> REQUESTS
**1.** From the text on taking refuge, reproduce word for word the part starting with "Imagine you’re alone, stranded" and going on through "of our mindstream.".
**2.** According to the text on taking refuge, what does it mean when sadhana texts call refuge a preliminary?

> DOCUMENT TEXT

--- start ---

Refuge is Everything

Refuge is Everything

If the benefits of taking refuge were materially represented, all of space could not contain it.

Imagine you’re alone, stranded on an island. What are your thoughts and feelings?

Now, imagine you remember to practice taking refuge. What changed?

Did you experience not feeling so alone?

Yes, not only are we never alone but we're in the best of company—the qualities and capacities of our own true nature. Not to Self: It's always my true nature that saves the day!

Refuge—simple, challenging and illuminating

The meditation practice of taking refuge is not as complex as many Vajrayana practices. It first appears simple and doable. But, as we get deeper into taking refuge, instead of becoming easier, as might be expected, greater levels of letting go and surrendering are required. This is good. It's the maturing of our mindstream. 

Practicing refuge is calming and illuminating. The calmer we become, the more likely we will notice our true nature and develop our understandings. Relatively and ultimately, refuge is our best friend, especially in the modern world, where there seems to be little time and also desire for intensive practice. 

Refuge can be our only practice and entire path!

However, if it's regarded only as a beginner's practice or a preliminary, we'll soon fall into a formulaic practice and short-change ourselves.

When we take refuge, the power of mis-knowing and ignorance can be temporarily suspended and we can immediately begin glimpsing and recognizing the wisdom field of our true nature.

Refuge itself is not a preliminary. When it's called a preliminary in sadhana texts, it means that we must do this practice (and do it fairly well) before proceeding further. It doesn't mean that refuge is lesser compared to what follows. And so, the quality of our refuge practice is serious business—a pretty accurate predictor of what we'll be able to do with other practices such as bodhicitta, visualization, and so forth, not to mention the vibe we're able to bring to our daily lives that impacts everyone and the world!

--- end ---

> LISTED RECORDS
--- start ---

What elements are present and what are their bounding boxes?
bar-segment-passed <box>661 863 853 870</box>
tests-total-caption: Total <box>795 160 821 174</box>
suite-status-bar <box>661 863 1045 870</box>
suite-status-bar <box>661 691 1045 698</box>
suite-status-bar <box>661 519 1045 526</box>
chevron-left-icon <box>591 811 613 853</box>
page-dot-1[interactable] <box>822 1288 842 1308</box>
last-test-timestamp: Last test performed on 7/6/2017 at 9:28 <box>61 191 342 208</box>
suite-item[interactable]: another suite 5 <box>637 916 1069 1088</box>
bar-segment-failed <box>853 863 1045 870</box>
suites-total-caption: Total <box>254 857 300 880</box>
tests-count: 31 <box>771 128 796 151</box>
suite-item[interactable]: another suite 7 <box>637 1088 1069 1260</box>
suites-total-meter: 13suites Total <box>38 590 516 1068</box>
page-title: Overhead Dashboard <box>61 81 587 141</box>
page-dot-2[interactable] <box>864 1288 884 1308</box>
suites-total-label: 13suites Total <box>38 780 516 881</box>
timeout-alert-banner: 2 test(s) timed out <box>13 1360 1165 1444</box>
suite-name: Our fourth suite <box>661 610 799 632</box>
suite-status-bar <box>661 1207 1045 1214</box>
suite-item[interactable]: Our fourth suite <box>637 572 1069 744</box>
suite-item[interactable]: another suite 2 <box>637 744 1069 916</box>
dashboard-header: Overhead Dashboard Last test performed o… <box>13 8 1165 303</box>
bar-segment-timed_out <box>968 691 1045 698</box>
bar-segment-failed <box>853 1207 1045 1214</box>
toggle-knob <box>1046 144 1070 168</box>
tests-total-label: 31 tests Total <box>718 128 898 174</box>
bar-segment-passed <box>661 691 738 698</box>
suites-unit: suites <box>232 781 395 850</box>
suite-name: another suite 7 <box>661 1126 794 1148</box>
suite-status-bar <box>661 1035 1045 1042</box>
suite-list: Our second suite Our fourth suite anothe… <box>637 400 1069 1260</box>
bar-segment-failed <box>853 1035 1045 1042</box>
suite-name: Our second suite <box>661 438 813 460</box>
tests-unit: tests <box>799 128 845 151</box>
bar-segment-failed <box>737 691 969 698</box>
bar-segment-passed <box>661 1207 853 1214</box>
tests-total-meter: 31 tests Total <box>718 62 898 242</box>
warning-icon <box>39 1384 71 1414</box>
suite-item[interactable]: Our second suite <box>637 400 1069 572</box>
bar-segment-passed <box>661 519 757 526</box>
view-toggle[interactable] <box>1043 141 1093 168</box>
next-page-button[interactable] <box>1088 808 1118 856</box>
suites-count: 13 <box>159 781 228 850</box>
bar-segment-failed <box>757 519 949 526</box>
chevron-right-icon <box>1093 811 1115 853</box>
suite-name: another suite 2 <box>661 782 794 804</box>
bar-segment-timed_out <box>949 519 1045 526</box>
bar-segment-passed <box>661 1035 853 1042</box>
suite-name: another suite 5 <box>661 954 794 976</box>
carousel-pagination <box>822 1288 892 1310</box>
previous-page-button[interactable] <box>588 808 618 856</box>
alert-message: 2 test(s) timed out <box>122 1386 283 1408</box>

--- end ---

> EXPECTED RESPONSES
**1.**
Imagine you’re alone, stranded on an island. What are your thoughts and feelings?

Now, imagine you remember to practice taking refuge. What changed?

Did you experience not feeling so alone?

Yes, not only are we never alone but we're in the best of company—the qualities and capacities of our own true nature. Not to Self: It's always my true nature that saves the day!

Refuge—simple, challenging and illuminating

The meditation practice of taking refuge is not as complex as many Vajrayana practices. It first appears simple and doable. But, as we get deeper into taking refuge, instead of becoming easier, as might be expected, greater levels of letting go and surrendering are required. This is good. It's the maturing of our mindstream.

**2.** It means that we must do this practice, and do it fairly well, before proceeding further.